Copy each line that contains the string "somebody".

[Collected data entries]
------------------------------------------------------------------------
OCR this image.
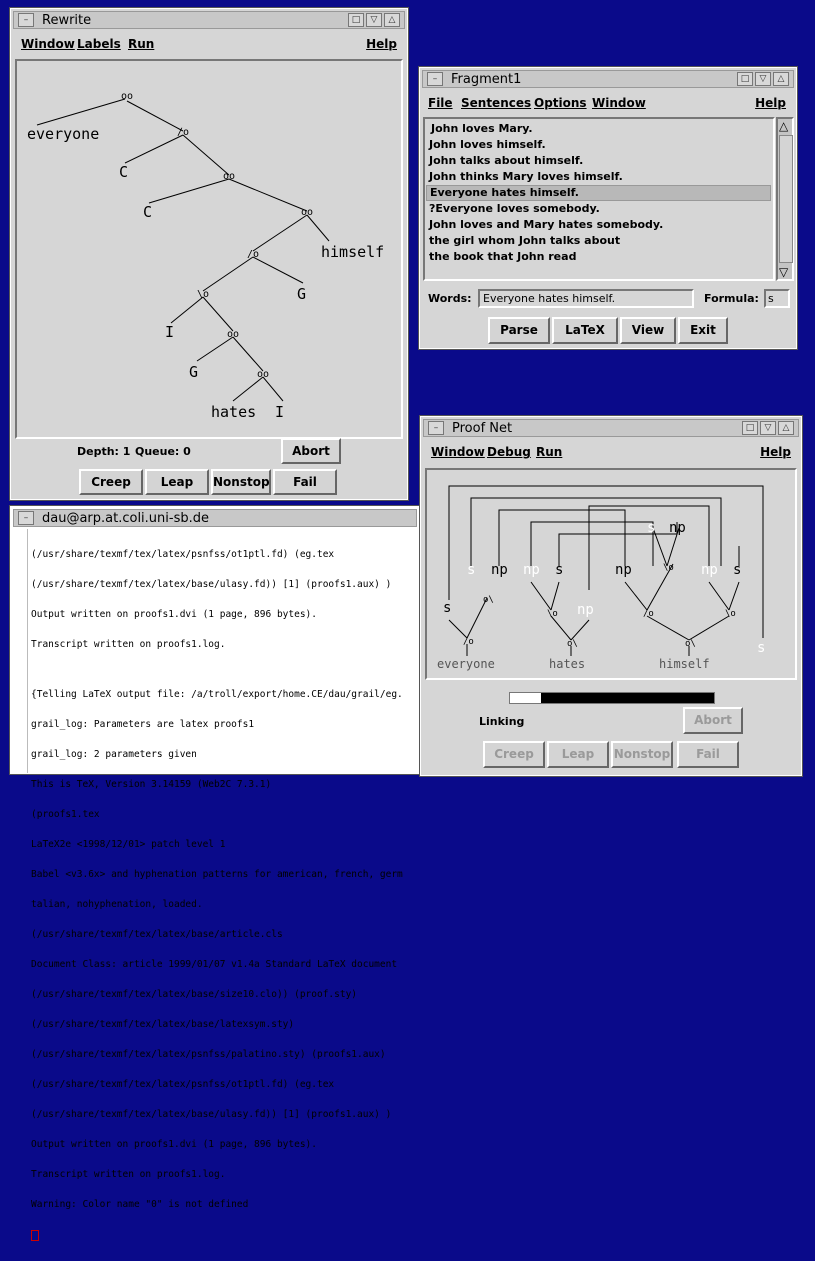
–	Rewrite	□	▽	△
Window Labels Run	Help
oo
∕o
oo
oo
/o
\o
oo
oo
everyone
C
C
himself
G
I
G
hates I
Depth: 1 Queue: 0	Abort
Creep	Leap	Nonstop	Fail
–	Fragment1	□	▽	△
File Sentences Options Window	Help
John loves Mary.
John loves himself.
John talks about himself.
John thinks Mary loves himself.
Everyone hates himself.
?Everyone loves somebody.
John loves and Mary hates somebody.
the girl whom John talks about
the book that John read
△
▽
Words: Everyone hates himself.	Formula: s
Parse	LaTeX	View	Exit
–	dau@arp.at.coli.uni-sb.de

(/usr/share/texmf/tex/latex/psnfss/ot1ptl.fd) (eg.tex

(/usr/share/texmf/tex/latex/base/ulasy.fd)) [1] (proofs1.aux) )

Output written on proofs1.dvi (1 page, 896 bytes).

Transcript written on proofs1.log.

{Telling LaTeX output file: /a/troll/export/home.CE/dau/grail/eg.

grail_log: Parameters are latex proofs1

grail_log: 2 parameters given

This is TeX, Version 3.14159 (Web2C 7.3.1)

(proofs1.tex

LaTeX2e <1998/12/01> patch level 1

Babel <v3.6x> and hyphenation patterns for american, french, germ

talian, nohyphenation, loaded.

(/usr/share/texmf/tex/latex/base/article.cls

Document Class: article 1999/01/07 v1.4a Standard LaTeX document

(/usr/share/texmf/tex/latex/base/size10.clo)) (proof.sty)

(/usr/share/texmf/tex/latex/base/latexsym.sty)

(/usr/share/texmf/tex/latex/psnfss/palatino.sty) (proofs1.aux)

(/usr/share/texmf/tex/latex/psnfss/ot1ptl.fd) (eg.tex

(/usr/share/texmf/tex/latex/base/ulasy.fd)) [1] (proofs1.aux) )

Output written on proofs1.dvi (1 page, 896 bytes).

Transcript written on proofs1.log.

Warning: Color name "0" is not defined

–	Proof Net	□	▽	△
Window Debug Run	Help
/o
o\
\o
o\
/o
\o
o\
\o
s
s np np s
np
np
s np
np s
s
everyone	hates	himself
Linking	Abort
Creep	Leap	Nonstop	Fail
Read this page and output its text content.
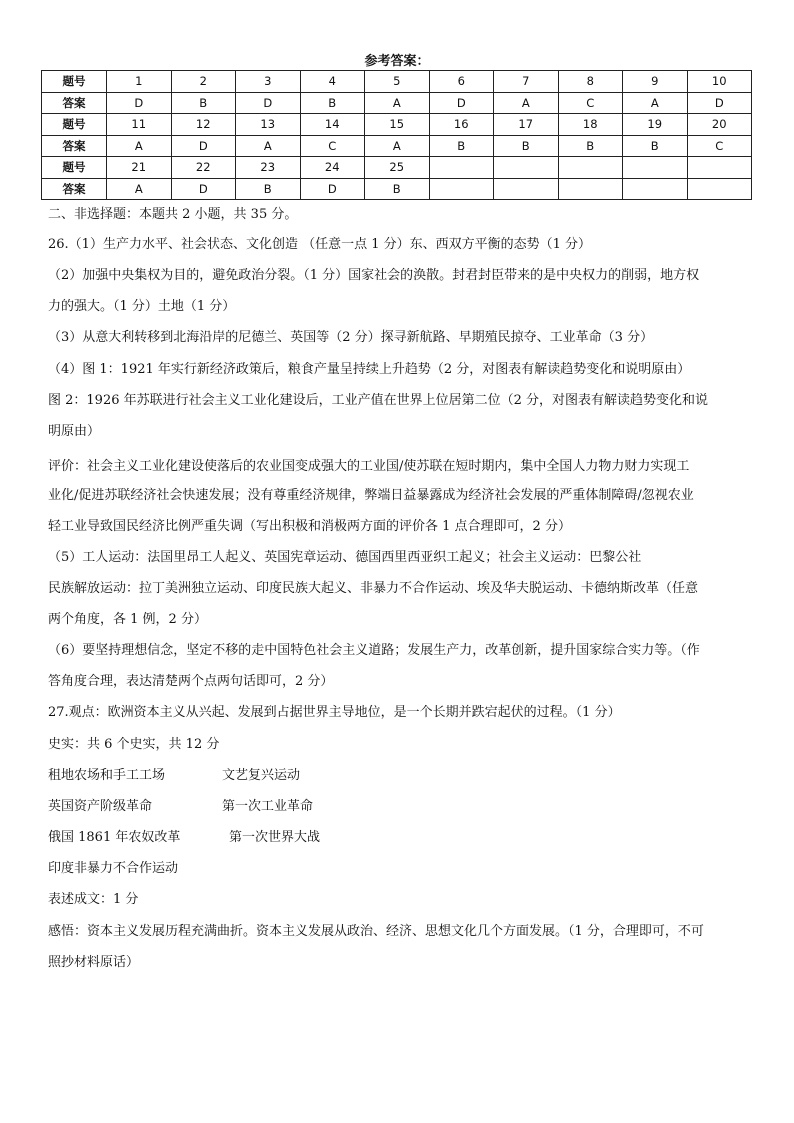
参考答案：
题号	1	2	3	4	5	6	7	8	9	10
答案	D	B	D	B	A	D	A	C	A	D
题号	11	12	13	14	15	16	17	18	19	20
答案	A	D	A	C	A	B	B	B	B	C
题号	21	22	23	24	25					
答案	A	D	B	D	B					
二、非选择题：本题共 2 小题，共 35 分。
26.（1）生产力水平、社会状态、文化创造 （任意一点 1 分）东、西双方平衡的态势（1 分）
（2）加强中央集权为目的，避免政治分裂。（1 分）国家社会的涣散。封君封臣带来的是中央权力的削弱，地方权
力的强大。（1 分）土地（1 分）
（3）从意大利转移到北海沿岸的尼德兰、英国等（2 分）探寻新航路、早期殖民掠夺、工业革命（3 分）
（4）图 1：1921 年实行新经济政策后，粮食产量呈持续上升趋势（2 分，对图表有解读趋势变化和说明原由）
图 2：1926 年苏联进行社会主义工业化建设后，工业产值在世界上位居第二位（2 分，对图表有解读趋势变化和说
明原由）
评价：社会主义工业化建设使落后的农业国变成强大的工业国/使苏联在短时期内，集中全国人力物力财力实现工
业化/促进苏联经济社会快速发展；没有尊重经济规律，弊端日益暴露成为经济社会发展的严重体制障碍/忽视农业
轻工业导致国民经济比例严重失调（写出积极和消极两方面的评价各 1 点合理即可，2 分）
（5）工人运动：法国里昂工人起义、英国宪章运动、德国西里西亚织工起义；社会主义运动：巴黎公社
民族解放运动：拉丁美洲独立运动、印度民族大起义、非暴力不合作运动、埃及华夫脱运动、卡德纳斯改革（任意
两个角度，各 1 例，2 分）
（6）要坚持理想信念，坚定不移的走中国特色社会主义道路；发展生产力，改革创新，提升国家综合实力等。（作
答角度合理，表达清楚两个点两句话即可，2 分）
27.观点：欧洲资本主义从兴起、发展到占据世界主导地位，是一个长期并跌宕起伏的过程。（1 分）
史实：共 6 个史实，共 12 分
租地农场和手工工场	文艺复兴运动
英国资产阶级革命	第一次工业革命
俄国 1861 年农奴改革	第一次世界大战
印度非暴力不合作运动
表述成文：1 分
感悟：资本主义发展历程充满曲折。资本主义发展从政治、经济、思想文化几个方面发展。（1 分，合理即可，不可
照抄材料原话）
------------------------------------------------------------------------
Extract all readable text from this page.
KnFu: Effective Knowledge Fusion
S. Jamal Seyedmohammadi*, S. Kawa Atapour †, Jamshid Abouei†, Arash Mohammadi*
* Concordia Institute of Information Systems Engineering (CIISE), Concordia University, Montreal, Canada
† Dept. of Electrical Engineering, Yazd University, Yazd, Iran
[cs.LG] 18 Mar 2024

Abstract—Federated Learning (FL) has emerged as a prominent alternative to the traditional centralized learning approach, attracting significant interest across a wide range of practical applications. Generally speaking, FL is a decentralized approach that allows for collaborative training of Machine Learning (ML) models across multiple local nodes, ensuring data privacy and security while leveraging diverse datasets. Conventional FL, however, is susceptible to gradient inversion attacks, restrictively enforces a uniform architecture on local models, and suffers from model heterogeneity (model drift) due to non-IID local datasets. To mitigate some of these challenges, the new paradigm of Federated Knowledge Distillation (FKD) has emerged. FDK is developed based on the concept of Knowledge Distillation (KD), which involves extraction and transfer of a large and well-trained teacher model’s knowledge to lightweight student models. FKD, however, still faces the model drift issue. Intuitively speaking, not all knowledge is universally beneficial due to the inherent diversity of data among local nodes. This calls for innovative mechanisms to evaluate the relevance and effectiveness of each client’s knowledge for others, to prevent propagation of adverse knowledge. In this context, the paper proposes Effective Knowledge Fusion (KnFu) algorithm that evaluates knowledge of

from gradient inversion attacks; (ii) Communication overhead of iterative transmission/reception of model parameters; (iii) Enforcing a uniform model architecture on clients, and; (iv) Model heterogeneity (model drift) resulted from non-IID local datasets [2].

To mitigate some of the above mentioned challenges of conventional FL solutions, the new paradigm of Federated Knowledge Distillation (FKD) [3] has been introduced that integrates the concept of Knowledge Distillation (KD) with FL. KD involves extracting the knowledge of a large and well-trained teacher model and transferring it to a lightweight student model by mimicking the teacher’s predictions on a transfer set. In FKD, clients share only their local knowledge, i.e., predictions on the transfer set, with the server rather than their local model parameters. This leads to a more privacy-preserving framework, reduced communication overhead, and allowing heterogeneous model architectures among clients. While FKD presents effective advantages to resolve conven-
------------------------------------------------------------------------
TASK SOLUTION:
?Everyone loves somebody.
John loves and Mary hates somebody.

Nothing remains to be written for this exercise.